Chart and figure data –
# # # # #

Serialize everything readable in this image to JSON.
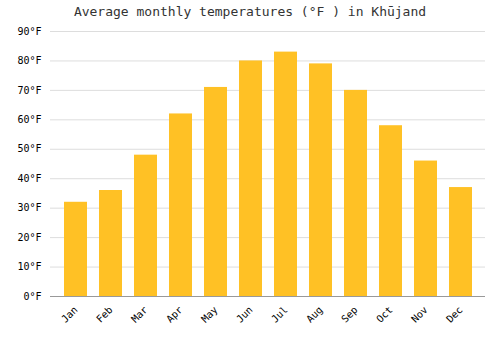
{
  "chart_data": {
    "type": "bar",
    "title": "Average monthly temperatures (°F ) in Khūjand",
    "categories": [
      "Jan",
      "Feb",
      "Mar",
      "Apr",
      "May",
      "Jun",
      "Jul",
      "Aug",
      "Sep",
      "Oct",
      "Nov",
      "Dec"
    ],
    "values": [
      32,
      36,
      48,
      62,
      71,
      80,
      83,
      79,
      70,
      58,
      46,
      37
    ],
    "color": "#FFC125",
    "ylim": [
      0,
      90
    ],
    "yticks": [
      {
        "value": 0,
        "label": "0°F"
      },
      {
        "value": 10,
        "label": "10°F"
      },
      {
        "value": 20,
        "label": "20°F"
      },
      {
        "value": 30,
        "label": "30°F"
      },
      {
        "value": 40,
        "label": "40°F"
      },
      {
        "value": 50,
        "label": "50°F"
      },
      {
        "value": 60,
        "label": "60°F"
      },
      {
        "value": 70,
        "label": "70°F"
      },
      {
        "value": 80,
        "label": "80°F"
      },
      {
        "value": 90,
        "label": "90°F"
      }
    ],
    "grid": true
  }
}
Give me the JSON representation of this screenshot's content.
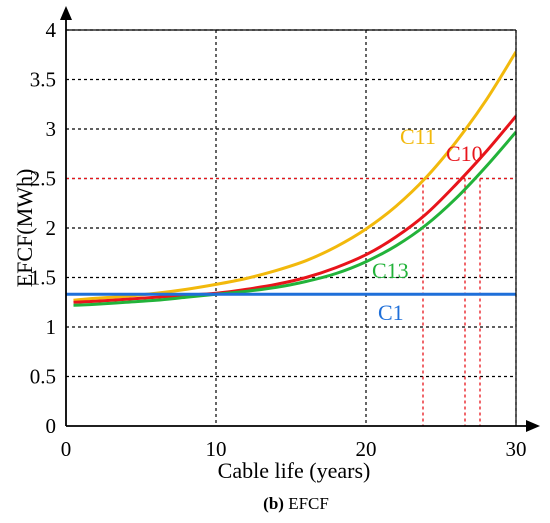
{
  "chart_data": {
    "type": "line",
    "xlabel": "Cable life (years)",
    "ylabel": "EFCF(MWh)",
    "xlim": [
      0,
      30
    ],
    "ylim": [
      0,
      4
    ],
    "x_ticks": [
      "0",
      "10",
      "20",
      "30"
    ],
    "y_ticks": [
      "0",
      "0.5",
      "1",
      "1.5",
      "2",
      "2.5",
      "3",
      "3.5",
      "4"
    ],
    "grid": true,
    "series": [
      {
        "name": "C11",
        "color": "#f2b90c",
        "x": [
          0.5,
          2,
          4,
          6,
          8,
          10,
          12,
          14,
          16,
          18,
          20,
          22,
          24,
          26,
          28,
          30
        ],
        "y": [
          1.27,
          1.29,
          1.31,
          1.34,
          1.38,
          1.43,
          1.49,
          1.57,
          1.67,
          1.81,
          1.99,
          2.22,
          2.51,
          2.87,
          3.29,
          3.78
        ]
      },
      {
        "name": "C10",
        "color": "#e8141b",
        "x": [
          0.5,
          2,
          4,
          6,
          8,
          10,
          12,
          14,
          16,
          18,
          20,
          22,
          24,
          26,
          28,
          30
        ],
        "y": [
          1.25,
          1.26,
          1.28,
          1.3,
          1.32,
          1.34,
          1.38,
          1.43,
          1.5,
          1.6,
          1.73,
          1.91,
          2.14,
          2.44,
          2.77,
          3.13
        ]
      },
      {
        "name": "C13",
        "color": "#22b33a",
        "x": [
          0.5,
          2,
          4,
          6,
          8,
          10,
          12,
          14,
          16,
          18,
          20,
          22,
          24,
          26,
          28,
          30
        ],
        "y": [
          1.22,
          1.23,
          1.25,
          1.27,
          1.3,
          1.33,
          1.36,
          1.4,
          1.46,
          1.54,
          1.66,
          1.82,
          2.03,
          2.3,
          2.62,
          2.97
        ]
      },
      {
        "name": "C1",
        "color": "#1e6fd9",
        "x": [
          0,
          30
        ],
        "y": [
          1.33,
          1.33
        ]
      }
    ],
    "reference_line": {
      "y": 2.5,
      "color": "#e8141b"
    },
    "drop_lines_x": [
      23.8,
      26.6,
      27.6
    ]
  },
  "caption": {
    "letter": "(b)",
    "text": " EFCF"
  }
}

# # # # #

Prompt –
Transcribe all the lines above exactly, apart from the pictures.

Solution for this exercise –
Serialize everything readable in this image to JSON.
{
  "chart_data": {
    "type": "bar",
    "title": "Average monthly temperatures (°F ) in Khūjand",
    "categories": [
      "Jan",
      "Feb",
      "Mar",
      "Apr",
      "May",
      "Jun",
      "Jul",
      "Aug",
      "Sep",
      "Oct",
      "Nov",
      "Dec"
    ],
    "values": [
      32,
      36,
      48,
      62,
      71,
      80,
      83,
      79,
      70,
      58,
      46,
      37
    ],
    "color": "#FFC125",
    "ylim": [
      0,
      90
    ],
    "yticks": [
      {
        "value": 0,
        "label": "0°F"
      },
      {
        "value": 10,
        "label": "10°F"
      },
      {
        "value": 20,
        "label": "20°F"
      },
      {
        "value": 30,
        "label": "30°F"
      },
      {
        "value": 40,
        "label": "40°F"
      },
      {
        "value": 50,
        "label": "50°F"
      },
      {
        "value": 60,
        "label": "60°F"
      },
      {
        "value": 70,
        "label": "70°F"
      },
      {
        "value": 80,
        "label": "80°F"
      },
      {
        "value": 90,
        "label": "90°F"
      }
    ],
    "grid": true
  }
}
Give me the JSON representation of this screenshot's content.
{
  "chart_data": {
    "type": "line",
    "xlabel": "Cable life (years)",
    "ylabel": "EFCF(MWh)",
    "xlim": [
      0,
      30
    ],
    "ylim": [
      0,
      4
    ],
    "x_ticks": [
      "0",
      "10",
      "20",
      "30"
    ],
    "y_ticks": [
      "0",
      "0.5",
      "1",
      "1.5",
      "2",
      "2.5",
      "3",
      "3.5",
      "4"
    ],
    "grid": true,
    "series": [
      {
        "name": "C11",
        "color": "#f2b90c",
        "x": [
          0.5,
          2,
          4,
          6,
          8,
          10,
          12,
          14,
          16,
          18,
          20,
          22,
          24,
          26,
          28,
          30
        ],
        "y": [
          1.27,
          1.29,
          1.31,
          1.34,
          1.38,
          1.43,
          1.49,
          1.57,
          1.67,
          1.81,
          1.99,
          2.22,
          2.51,
          2.87,
          3.29,
          3.78
        ]
      },
      {
        "name": "C10",
        "color": "#e8141b",
        "x": [
          0.5,
          2,
          4,
          6,
          8,
          10,
          12,
          14,
          16,
          18,
          20,
          22,
          24,
          26,
          28,
          30
        ],
        "y": [
          1.25,
          1.26,
          1.28,
          1.3,
          1.32,
          1.34,
          1.38,
          1.43,
          1.5,
          1.6,
          1.73,
          1.91,
          2.14,
          2.44,
          2.77,
          3.13
        ]
      },
      {
        "name": "C13",
        "color": "#22b33a",
        "x": [
          0.5,
          2,
          4,
          6,
          8,
          10,
          12,
          14,
          16,
          18,
          20,
          22,
          24,
          26,
          28,
          30
        ],
        "y": [
          1.22,
          1.23,
          1.25,
          1.27,
          1.3,
          1.33,
          1.36,
          1.4,
          1.46,
          1.54,
          1.66,
          1.82,
          2.03,
          2.3,
          2.62,
          2.97
        ]
      },
      {
        "name": "C1",
        "color": "#1e6fd9",
        "x": [
          0,
          30
        ],
        "y": [
          1.33,
          1.33
        ]
      }
    ],
    "reference_line": {
      "y": 2.5,
      "color": "#e8141b"
    },
    "drop_lines_x": [
      23.8,
      26.6,
      27.6
    ]
  },
  "caption": {
    "letter": "(b)",
    "text": " EFCF"
  }
}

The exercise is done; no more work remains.